— Task to complete —
Where a line of the material contains the string "TradingView", copy that line.

— Entries provided —

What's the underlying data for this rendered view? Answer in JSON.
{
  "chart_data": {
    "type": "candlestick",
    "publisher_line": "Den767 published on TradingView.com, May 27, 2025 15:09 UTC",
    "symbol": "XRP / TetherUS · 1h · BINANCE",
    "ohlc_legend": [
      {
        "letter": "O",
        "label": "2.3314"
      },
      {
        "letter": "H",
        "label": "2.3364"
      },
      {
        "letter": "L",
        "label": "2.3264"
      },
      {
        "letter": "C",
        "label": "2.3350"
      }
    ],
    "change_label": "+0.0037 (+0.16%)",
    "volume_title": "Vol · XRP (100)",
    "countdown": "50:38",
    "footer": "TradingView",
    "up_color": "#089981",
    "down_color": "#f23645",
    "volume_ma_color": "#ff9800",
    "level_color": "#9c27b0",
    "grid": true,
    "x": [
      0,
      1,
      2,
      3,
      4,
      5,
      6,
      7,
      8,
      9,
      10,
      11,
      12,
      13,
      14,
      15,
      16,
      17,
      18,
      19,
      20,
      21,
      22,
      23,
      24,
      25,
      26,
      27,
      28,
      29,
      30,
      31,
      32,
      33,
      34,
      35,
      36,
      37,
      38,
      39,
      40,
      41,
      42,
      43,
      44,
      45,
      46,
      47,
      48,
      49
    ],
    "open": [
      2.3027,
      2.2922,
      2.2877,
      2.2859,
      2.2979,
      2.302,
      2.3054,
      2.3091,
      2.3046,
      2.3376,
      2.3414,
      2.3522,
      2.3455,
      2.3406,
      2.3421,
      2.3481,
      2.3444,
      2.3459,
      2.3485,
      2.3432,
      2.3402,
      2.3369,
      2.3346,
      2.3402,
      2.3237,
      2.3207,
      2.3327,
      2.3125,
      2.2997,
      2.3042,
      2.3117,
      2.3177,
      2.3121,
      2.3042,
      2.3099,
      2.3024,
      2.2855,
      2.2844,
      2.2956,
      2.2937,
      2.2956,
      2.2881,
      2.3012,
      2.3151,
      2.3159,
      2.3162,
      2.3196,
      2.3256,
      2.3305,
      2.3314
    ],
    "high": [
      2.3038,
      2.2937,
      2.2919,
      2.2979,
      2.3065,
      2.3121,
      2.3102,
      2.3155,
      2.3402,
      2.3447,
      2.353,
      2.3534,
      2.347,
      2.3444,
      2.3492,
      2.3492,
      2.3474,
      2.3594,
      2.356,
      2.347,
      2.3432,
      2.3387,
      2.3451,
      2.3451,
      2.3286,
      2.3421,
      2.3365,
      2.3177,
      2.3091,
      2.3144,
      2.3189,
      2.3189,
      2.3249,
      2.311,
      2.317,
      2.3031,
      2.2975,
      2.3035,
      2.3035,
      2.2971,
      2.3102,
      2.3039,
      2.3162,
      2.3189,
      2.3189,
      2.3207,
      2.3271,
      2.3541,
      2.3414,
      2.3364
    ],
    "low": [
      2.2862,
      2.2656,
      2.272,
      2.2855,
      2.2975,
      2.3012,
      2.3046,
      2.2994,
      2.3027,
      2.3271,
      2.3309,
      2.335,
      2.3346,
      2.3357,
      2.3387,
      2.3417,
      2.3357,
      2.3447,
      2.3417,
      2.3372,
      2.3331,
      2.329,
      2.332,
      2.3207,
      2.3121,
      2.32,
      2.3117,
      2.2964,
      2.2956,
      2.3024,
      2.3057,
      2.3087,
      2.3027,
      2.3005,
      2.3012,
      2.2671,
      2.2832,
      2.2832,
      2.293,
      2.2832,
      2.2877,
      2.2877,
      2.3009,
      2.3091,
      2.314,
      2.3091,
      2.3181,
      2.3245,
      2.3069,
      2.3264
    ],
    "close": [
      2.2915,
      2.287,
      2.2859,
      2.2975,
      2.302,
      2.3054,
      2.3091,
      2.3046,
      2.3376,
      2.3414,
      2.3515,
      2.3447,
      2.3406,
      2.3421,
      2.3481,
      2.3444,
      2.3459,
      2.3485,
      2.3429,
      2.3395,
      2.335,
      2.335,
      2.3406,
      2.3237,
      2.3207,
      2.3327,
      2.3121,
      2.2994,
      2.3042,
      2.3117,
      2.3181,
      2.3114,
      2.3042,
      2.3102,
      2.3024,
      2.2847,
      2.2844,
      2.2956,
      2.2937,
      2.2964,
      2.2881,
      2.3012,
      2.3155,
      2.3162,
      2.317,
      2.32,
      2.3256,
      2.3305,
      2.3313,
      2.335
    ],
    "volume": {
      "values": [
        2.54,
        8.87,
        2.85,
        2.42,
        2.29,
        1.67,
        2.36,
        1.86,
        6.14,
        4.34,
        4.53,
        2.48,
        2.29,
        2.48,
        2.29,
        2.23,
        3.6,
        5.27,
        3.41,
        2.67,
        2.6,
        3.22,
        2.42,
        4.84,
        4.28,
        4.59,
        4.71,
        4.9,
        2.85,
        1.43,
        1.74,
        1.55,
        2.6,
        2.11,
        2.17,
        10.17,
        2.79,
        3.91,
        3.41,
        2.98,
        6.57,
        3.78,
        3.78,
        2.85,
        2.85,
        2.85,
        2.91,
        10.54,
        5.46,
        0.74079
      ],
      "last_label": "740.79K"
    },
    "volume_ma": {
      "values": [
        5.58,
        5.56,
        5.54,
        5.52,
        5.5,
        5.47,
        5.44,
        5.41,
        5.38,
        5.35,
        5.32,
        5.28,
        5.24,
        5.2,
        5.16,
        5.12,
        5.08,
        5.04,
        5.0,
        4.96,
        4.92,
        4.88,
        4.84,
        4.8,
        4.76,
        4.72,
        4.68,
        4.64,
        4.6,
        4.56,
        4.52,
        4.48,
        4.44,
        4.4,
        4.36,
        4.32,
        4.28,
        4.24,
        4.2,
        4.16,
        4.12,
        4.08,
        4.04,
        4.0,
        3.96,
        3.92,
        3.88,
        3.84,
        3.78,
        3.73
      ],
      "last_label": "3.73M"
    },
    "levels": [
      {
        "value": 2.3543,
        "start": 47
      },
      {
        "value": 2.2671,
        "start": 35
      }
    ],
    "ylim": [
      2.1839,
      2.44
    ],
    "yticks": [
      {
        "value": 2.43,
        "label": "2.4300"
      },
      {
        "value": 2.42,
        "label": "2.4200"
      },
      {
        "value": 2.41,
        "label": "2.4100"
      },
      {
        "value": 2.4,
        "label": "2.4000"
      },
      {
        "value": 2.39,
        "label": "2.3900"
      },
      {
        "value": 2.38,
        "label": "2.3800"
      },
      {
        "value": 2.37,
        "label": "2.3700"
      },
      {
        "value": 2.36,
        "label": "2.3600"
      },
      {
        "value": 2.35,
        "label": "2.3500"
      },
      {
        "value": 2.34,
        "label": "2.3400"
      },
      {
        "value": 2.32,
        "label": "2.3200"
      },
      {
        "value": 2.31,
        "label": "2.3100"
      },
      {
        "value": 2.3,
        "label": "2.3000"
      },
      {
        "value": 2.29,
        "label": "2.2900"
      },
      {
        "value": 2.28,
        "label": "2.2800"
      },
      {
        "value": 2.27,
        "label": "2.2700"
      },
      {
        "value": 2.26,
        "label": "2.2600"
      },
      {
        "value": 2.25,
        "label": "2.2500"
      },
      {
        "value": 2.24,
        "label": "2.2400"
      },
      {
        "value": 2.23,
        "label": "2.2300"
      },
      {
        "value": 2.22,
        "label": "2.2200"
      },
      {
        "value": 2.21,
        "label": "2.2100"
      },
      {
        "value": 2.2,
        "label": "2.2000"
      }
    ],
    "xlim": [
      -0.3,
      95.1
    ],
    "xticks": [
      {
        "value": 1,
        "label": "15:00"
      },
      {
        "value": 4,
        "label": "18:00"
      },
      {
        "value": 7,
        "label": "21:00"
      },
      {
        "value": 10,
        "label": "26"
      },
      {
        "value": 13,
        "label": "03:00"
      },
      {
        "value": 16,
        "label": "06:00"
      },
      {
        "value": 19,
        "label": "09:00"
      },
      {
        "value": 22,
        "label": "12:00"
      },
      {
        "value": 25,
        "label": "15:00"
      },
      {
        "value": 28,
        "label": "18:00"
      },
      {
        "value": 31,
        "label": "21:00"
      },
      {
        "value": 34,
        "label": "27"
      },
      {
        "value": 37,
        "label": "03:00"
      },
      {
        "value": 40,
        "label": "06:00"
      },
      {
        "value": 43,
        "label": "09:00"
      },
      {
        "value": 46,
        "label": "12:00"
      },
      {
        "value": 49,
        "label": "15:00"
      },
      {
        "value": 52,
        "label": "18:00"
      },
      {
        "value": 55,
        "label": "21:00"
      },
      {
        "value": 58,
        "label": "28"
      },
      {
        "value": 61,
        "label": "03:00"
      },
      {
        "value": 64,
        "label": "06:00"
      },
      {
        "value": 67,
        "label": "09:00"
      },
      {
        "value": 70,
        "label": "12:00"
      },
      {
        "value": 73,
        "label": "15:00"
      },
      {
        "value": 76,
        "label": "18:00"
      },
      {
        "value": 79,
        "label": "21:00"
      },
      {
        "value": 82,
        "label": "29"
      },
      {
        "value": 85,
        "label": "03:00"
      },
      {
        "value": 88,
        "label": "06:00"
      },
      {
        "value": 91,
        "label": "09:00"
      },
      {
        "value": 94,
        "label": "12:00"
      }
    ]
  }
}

— Output of the task —
    "publisher_line": "Den767 published on TradingView.com, May 27, 2025 15:09 UTC",
    "footer": "TradingView",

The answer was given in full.